• Objective
With the images removed, repeat the data below exactly.

════════

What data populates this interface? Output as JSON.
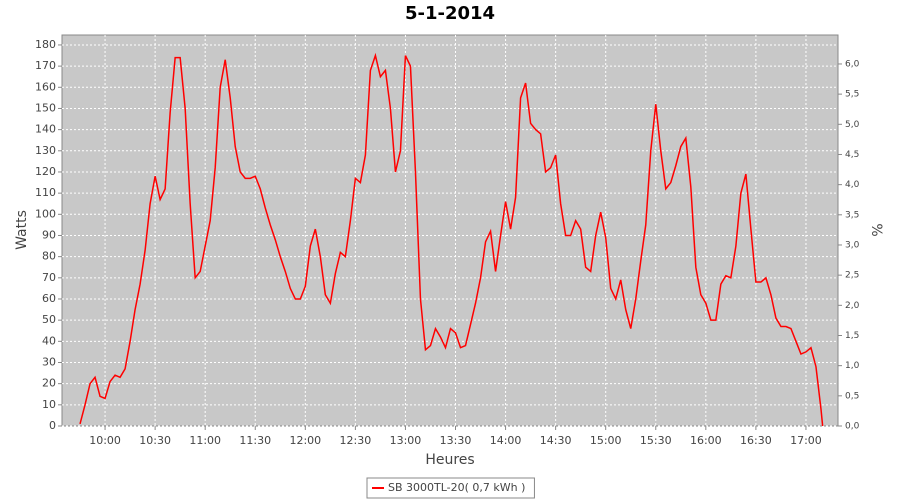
{
  "chart_data": {
    "type": "line",
    "title": "5-1-2014",
    "xlabel": "Heures",
    "ylabel": "Watts",
    "y2label": "%",
    "x": [
      585,
      588,
      591,
      594,
      597,
      600,
      603,
      606,
      609,
      612,
      615,
      618,
      621,
      624,
      627,
      630,
      633,
      636,
      639,
      642,
      645,
      648,
      651,
      654,
      657,
      660,
      663,
      666,
      669,
      672,
      675,
      678,
      681,
      684,
      687,
      690,
      693,
      696,
      699,
      702,
      705,
      708,
      711,
      714,
      717,
      720,
      723,
      726,
      729,
      732,
      735,
      738,
      741,
      744,
      747,
      750,
      753,
      756,
      759,
      762,
      765,
      768,
      771,
      774,
      777,
      780,
      783,
      786,
      789,
      792,
      795,
      798,
      801,
      804,
      807,
      810,
      813,
      816,
      819,
      822,
      825,
      828,
      831,
      834,
      837,
      840,
      843,
      846,
      849,
      852,
      855,
      858,
      861,
      864,
      867,
      870,
      873,
      876,
      879,
      882,
      885,
      888,
      891,
      894,
      897,
      900,
      903,
      906,
      909,
      912,
      915,
      918,
      921,
      924,
      927,
      930,
      933,
      936,
      939,
      942,
      945,
      948,
      951,
      954,
      957,
      960,
      963,
      966,
      969,
      972,
      975,
      978,
      981,
      984,
      987,
      990,
      993,
      996,
      999,
      1002,
      1005,
      1008,
      1011,
      1014,
      1017,
      1020,
      1023,
      1026,
      1029,
      1030
    ],
    "series": [
      {
        "name": "SB 3000TL-20( 0,7 kWh )",
        "color": "#ff0000",
        "values": [
          1,
          10,
          20,
          23,
          14,
          13,
          21,
          24,
          23,
          27,
          40,
          55,
          67,
          83,
          105,
          118,
          107,
          112,
          148,
          174,
          174,
          150,
          105,
          70,
          73,
          85,
          97,
          122,
          160,
          173,
          155,
          132,
          120,
          117,
          117,
          118,
          112,
          103,
          95,
          88,
          80,
          73,
          65,
          60,
          60,
          66,
          85,
          93,
          80,
          62,
          58,
          72,
          82,
          80,
          97,
          117,
          115,
          128,
          168,
          175,
          165,
          168,
          150,
          120,
          130,
          175,
          170,
          120,
          60,
          36,
          38,
          46,
          42,
          37,
          46,
          44,
          37,
          38,
          48,
          58,
          70,
          87,
          92,
          73,
          90,
          106,
          93,
          108,
          155,
          162,
          143,
          140,
          138,
          120,
          122,
          128,
          105,
          90,
          90,
          97,
          93,
          75,
          73,
          90,
          101,
          89,
          65,
          60,
          69,
          55,
          46,
          60,
          78,
          95,
          130,
          152,
          130,
          112,
          115,
          123,
          132,
          136,
          113,
          75,
          62,
          58,
          50,
          50,
          67,
          71,
          70,
          85,
          110,
          119,
          93,
          68,
          68,
          70,
          62,
          51,
          47,
          47,
          46,
          40,
          34,
          35,
          37,
          28,
          8,
          0
        ]
      }
    ],
    "xlim": [
      574.2,
      1039.2
    ],
    "xticks": [
      {
        "value": 600,
        "label": "10:00"
      },
      {
        "value": 630,
        "label": "10:30"
      },
      {
        "value": 660,
        "label": "11:00"
      },
      {
        "value": 690,
        "label": "11:30"
      },
      {
        "value": 720,
        "label": "12:00"
      },
      {
        "value": 750,
        "label": "12:30"
      },
      {
        "value": 780,
        "label": "13:00"
      },
      {
        "value": 810,
        "label": "13:30"
      },
      {
        "value": 840,
        "label": "14:00"
      },
      {
        "value": 870,
        "label": "14:30"
      },
      {
        "value": 900,
        "label": "15:00"
      },
      {
        "value": 930,
        "label": "15:30"
      },
      {
        "value": 960,
        "label": "16:00"
      },
      {
        "value": 990,
        "label": "16:30"
      },
      {
        "value": 1020,
        "label": "17:00"
      }
    ],
    "ylim": [
      0,
      184.7
    ],
    "yticks": [
      0,
      10,
      20,
      30,
      40,
      50,
      60,
      70,
      80,
      90,
      100,
      110,
      120,
      130,
      140,
      150,
      160,
      170,
      180
    ],
    "y2lim": [
      0,
      6.48
    ],
    "y2ticks": [
      {
        "value": 0,
        "label": "0,0"
      },
      {
        "value": 0.5,
        "label": "0,5"
      },
      {
        "value": 1,
        "label": "1,0"
      },
      {
        "value": 1.5,
        "label": "1,5"
      },
      {
        "value": 2,
        "label": "2,0"
      },
      {
        "value": 2.5,
        "label": "2,5"
      },
      {
        "value": 3,
        "label": "3,0"
      },
      {
        "value": 3.5,
        "label": "3,5"
      },
      {
        "value": 4,
        "label": "4,0"
      },
      {
        "value": 4.5,
        "label": "4,5"
      },
      {
        "value": 5,
        "label": "5,0"
      },
      {
        "value": 5.5,
        "label": "5,5"
      },
      {
        "value": 6,
        "label": "6,0"
      }
    ],
    "grid": true,
    "legend": "bottom"
  }
}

════════

• Right answer
What data populates this interface? Output as JSON.
{
  "chart_data": {
    "type": "line",
    "title": "5-1-2014",
    "xlabel": "Heures",
    "ylabel": "Watts",
    "y2label": "%",
    "x": [
      585,
      588,
      591,
      594,
      597,
      600,
      603,
      606,
      609,
      612,
      615,
      618,
      621,
      624,
      627,
      630,
      633,
      636,
      639,
      642,
      645,
      648,
      651,
      654,
      657,
      660,
      663,
      666,
      669,
      672,
      675,
      678,
      681,
      684,
      687,
      690,
      693,
      696,
      699,
      702,
      705,
      708,
      711,
      714,
      717,
      720,
      723,
      726,
      729,
      732,
      735,
      738,
      741,
      744,
      747,
      750,
      753,
      756,
      759,
      762,
      765,
      768,
      771,
      774,
      777,
      780,
      783,
      786,
      789,
      792,
      795,
      798,
      801,
      804,
      807,
      810,
      813,
      816,
      819,
      822,
      825,
      828,
      831,
      834,
      837,
      840,
      843,
      846,
      849,
      852,
      855,
      858,
      861,
      864,
      867,
      870,
      873,
      876,
      879,
      882,
      885,
      888,
      891,
      894,
      897,
      900,
      903,
      906,
      909,
      912,
      915,
      918,
      921,
      924,
      927,
      930,
      933,
      936,
      939,
      942,
      945,
      948,
      951,
      954,
      957,
      960,
      963,
      966,
      969,
      972,
      975,
      978,
      981,
      984,
      987,
      990,
      993,
      996,
      999,
      1002,
      1005,
      1008,
      1011,
      1014,
      1017,
      1020,
      1023,
      1026,
      1029,
      1030
    ],
    "series": [
      {
        "name": "SB 3000TL-20( 0,7 kWh )",
        "color": "#ff0000",
        "values": [
          1,
          10,
          20,
          23,
          14,
          13,
          21,
          24,
          23,
          27,
          40,
          55,
          67,
          83,
          105,
          118,
          107,
          112,
          148,
          174,
          174,
          150,
          105,
          70,
          73,
          85,
          97,
          122,
          160,
          173,
          155,
          132,
          120,
          117,
          117,
          118,
          112,
          103,
          95,
          88,
          80,
          73,
          65,
          60,
          60,
          66,
          85,
          93,
          80,
          62,
          58,
          72,
          82,
          80,
          97,
          117,
          115,
          128,
          168,
          175,
          165,
          168,
          150,
          120,
          130,
          175,
          170,
          120,
          60,
          36,
          38,
          46,
          42,
          37,
          46,
          44,
          37,
          38,
          48,
          58,
          70,
          87,
          92,
          73,
          90,
          106,
          93,
          108,
          155,
          162,
          143,
          140,
          138,
          120,
          122,
          128,
          105,
          90,
          90,
          97,
          93,
          75,
          73,
          90,
          101,
          89,
          65,
          60,
          69,
          55,
          46,
          60,
          78,
          95,
          130,
          152,
          130,
          112,
          115,
          123,
          132,
          136,
          113,
          75,
          62,
          58,
          50,
          50,
          67,
          71,
          70,
          85,
          110,
          119,
          93,
          68,
          68,
          70,
          62,
          51,
          47,
          47,
          46,
          40,
          34,
          35,
          37,
          28,
          8,
          0
        ]
      }
    ],
    "xlim": [
      574.2,
      1039.2
    ],
    "xticks": [
      {
        "value": 600,
        "label": "10:00"
      },
      {
        "value": 630,
        "label": "10:30"
      },
      {
        "value": 660,
        "label": "11:00"
      },
      {
        "value": 690,
        "label": "11:30"
      },
      {
        "value": 720,
        "label": "12:00"
      },
      {
        "value": 750,
        "label": "12:30"
      },
      {
        "value": 780,
        "label": "13:00"
      },
      {
        "value": 810,
        "label": "13:30"
      },
      {
        "value": 840,
        "label": "14:00"
      },
      {
        "value": 870,
        "label": "14:30"
      },
      {
        "value": 900,
        "label": "15:00"
      },
      {
        "value": 930,
        "label": "15:30"
      },
      {
        "value": 960,
        "label": "16:00"
      },
      {
        "value": 990,
        "label": "16:30"
      },
      {
        "value": 1020,
        "label": "17:00"
      }
    ],
    "ylim": [
      0,
      184.7
    ],
    "yticks": [
      0,
      10,
      20,
      30,
      40,
      50,
      60,
      70,
      80,
      90,
      100,
      110,
      120,
      130,
      140,
      150,
      160,
      170,
      180
    ],
    "y2lim": [
      0,
      6.48
    ],
    "y2ticks": [
      {
        "value": 0,
        "label": "0,0"
      },
      {
        "value": 0.5,
        "label": "0,5"
      },
      {
        "value": 1,
        "label": "1,0"
      },
      {
        "value": 1.5,
        "label": "1,5"
      },
      {
        "value": 2,
        "label": "2,0"
      },
      {
        "value": 2.5,
        "label": "2,5"
      },
      {
        "value": 3,
        "label": "3,0"
      },
      {
        "value": 3.5,
        "label": "3,5"
      },
      {
        "value": 4,
        "label": "4,0"
      },
      {
        "value": 4.5,
        "label": "4,5"
      },
      {
        "value": 5,
        "label": "5,0"
      },
      {
        "value": 5.5,
        "label": "5,5"
      },
      {
        "value": 6,
        "label": "6,0"
      }
    ],
    "grid": true,
    "legend": "bottom"
  }
}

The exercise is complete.